## Aim of the exercise
Copy each line of the material below that includes the string "leave".

[start Extracted data]

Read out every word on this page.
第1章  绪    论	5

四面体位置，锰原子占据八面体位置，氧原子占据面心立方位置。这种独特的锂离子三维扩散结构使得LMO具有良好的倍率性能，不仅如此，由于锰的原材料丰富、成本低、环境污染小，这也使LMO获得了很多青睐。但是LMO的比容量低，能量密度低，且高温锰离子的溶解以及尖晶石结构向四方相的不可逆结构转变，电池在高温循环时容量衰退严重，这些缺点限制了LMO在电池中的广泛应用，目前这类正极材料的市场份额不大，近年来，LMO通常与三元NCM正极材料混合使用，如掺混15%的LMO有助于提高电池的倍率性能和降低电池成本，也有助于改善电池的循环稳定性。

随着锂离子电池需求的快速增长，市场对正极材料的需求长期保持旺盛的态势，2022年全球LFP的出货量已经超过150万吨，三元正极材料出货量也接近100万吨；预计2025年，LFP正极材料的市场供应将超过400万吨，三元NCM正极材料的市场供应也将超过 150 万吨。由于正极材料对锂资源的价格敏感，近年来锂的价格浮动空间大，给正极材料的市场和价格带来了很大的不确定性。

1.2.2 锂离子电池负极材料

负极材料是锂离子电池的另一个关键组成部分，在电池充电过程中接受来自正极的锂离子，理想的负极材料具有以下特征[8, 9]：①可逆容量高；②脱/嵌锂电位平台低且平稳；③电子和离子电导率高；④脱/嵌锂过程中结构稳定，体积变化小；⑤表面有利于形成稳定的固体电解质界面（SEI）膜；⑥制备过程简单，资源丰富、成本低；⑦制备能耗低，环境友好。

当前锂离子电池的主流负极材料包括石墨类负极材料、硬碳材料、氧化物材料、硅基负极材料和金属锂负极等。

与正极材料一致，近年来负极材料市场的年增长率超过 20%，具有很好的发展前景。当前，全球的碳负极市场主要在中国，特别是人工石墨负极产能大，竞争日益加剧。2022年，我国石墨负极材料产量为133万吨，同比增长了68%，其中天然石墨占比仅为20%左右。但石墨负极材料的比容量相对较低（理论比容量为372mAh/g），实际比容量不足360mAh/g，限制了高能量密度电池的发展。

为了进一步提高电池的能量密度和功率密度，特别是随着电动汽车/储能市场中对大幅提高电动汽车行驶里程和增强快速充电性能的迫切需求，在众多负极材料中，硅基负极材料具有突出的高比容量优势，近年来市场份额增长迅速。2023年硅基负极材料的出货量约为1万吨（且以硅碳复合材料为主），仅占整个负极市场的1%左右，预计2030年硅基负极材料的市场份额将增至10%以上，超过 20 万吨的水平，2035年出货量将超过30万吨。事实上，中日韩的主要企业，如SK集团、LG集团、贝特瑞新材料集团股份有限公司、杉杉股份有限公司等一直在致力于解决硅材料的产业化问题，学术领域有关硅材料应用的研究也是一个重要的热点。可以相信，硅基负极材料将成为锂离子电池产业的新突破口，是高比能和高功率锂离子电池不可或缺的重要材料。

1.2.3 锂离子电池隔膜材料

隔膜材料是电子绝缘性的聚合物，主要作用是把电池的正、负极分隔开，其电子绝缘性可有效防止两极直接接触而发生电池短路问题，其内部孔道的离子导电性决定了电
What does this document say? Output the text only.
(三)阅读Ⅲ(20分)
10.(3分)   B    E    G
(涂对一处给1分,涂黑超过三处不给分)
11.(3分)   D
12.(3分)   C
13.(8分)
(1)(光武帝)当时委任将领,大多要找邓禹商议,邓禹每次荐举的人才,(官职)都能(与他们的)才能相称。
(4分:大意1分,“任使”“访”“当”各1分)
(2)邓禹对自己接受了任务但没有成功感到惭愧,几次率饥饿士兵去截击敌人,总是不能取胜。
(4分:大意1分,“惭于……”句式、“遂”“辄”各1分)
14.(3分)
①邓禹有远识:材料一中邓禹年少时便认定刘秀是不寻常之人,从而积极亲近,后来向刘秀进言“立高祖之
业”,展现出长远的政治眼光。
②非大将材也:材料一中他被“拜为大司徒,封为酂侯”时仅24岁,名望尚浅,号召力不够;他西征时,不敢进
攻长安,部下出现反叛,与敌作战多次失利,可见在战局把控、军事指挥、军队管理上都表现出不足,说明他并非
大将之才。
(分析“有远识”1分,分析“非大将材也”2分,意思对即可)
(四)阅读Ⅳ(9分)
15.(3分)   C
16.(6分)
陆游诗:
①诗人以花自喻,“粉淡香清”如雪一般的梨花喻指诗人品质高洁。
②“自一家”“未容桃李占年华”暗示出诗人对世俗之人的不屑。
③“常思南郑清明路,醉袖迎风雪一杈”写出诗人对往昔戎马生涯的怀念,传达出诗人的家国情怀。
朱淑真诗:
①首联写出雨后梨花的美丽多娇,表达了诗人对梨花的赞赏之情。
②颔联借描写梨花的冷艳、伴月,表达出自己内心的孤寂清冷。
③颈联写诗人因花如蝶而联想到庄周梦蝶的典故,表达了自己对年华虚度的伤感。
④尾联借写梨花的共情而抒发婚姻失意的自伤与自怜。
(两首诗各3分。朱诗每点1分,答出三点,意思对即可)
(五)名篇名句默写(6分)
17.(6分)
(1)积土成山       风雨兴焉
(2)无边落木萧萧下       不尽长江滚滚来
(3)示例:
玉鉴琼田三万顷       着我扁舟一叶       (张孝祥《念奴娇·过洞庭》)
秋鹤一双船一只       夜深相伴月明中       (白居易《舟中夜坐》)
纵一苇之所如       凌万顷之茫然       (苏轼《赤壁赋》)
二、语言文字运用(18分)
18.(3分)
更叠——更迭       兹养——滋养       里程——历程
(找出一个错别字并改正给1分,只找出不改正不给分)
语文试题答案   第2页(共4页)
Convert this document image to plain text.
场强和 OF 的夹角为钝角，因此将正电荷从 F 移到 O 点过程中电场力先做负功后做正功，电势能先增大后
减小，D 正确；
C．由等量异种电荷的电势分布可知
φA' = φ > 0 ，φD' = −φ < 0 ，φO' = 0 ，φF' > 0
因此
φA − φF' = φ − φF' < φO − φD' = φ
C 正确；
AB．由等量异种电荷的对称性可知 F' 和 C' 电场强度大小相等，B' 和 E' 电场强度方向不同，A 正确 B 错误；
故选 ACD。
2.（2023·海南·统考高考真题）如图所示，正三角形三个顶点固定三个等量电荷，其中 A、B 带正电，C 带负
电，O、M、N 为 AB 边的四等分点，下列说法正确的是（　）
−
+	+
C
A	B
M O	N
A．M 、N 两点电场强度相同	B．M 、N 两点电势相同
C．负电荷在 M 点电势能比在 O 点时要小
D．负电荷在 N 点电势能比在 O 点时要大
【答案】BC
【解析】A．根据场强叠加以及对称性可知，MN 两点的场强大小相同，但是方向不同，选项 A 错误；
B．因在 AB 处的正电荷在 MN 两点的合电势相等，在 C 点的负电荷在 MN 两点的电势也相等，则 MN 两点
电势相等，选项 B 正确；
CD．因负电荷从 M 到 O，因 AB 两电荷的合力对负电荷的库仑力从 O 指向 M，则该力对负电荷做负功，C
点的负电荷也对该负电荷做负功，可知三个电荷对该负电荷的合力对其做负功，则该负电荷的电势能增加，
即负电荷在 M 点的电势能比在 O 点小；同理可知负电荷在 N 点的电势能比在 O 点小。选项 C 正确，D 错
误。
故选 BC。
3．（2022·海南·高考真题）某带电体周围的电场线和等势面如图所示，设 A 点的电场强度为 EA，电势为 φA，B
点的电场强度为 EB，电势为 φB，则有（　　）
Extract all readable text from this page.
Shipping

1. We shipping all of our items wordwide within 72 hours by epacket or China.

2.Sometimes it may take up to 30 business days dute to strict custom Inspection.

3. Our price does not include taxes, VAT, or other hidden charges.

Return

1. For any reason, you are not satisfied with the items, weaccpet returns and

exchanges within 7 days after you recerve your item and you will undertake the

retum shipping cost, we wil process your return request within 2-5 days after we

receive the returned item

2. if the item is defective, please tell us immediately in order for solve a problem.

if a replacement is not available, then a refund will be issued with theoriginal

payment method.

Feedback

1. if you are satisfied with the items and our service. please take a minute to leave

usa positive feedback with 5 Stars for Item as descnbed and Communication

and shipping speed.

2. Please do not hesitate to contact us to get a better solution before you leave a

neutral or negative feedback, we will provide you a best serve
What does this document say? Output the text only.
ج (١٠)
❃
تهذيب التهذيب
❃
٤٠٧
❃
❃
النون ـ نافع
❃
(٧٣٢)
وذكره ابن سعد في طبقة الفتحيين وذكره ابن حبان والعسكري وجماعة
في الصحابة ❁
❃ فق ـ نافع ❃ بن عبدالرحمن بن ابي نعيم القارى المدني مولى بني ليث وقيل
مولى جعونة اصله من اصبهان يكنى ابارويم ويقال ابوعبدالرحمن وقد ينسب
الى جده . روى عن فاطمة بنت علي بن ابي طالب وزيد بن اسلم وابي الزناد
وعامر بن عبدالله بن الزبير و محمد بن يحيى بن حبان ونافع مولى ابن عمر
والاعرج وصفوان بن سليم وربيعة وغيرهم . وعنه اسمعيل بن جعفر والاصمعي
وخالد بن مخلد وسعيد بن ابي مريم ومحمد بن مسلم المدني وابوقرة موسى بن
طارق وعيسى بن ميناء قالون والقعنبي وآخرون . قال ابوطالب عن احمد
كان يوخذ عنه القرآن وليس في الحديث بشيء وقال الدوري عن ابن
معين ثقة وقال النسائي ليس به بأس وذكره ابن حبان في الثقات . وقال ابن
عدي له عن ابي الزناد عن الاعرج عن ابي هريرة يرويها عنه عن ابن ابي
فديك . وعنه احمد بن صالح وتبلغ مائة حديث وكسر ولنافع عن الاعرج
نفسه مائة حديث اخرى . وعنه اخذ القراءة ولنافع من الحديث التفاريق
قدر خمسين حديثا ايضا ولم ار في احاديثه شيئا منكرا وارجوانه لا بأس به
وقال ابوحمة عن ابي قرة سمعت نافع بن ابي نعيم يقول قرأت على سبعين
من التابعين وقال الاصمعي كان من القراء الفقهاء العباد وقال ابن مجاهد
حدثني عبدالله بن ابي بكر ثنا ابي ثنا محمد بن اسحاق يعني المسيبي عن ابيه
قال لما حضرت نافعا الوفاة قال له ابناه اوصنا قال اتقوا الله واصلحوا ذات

[end Extracted data]

## Output for this task
1. if you are satisfied with the items and our service. please take a minute to leave
2. Please do not hesitate to contact us to get a better solution before you leave a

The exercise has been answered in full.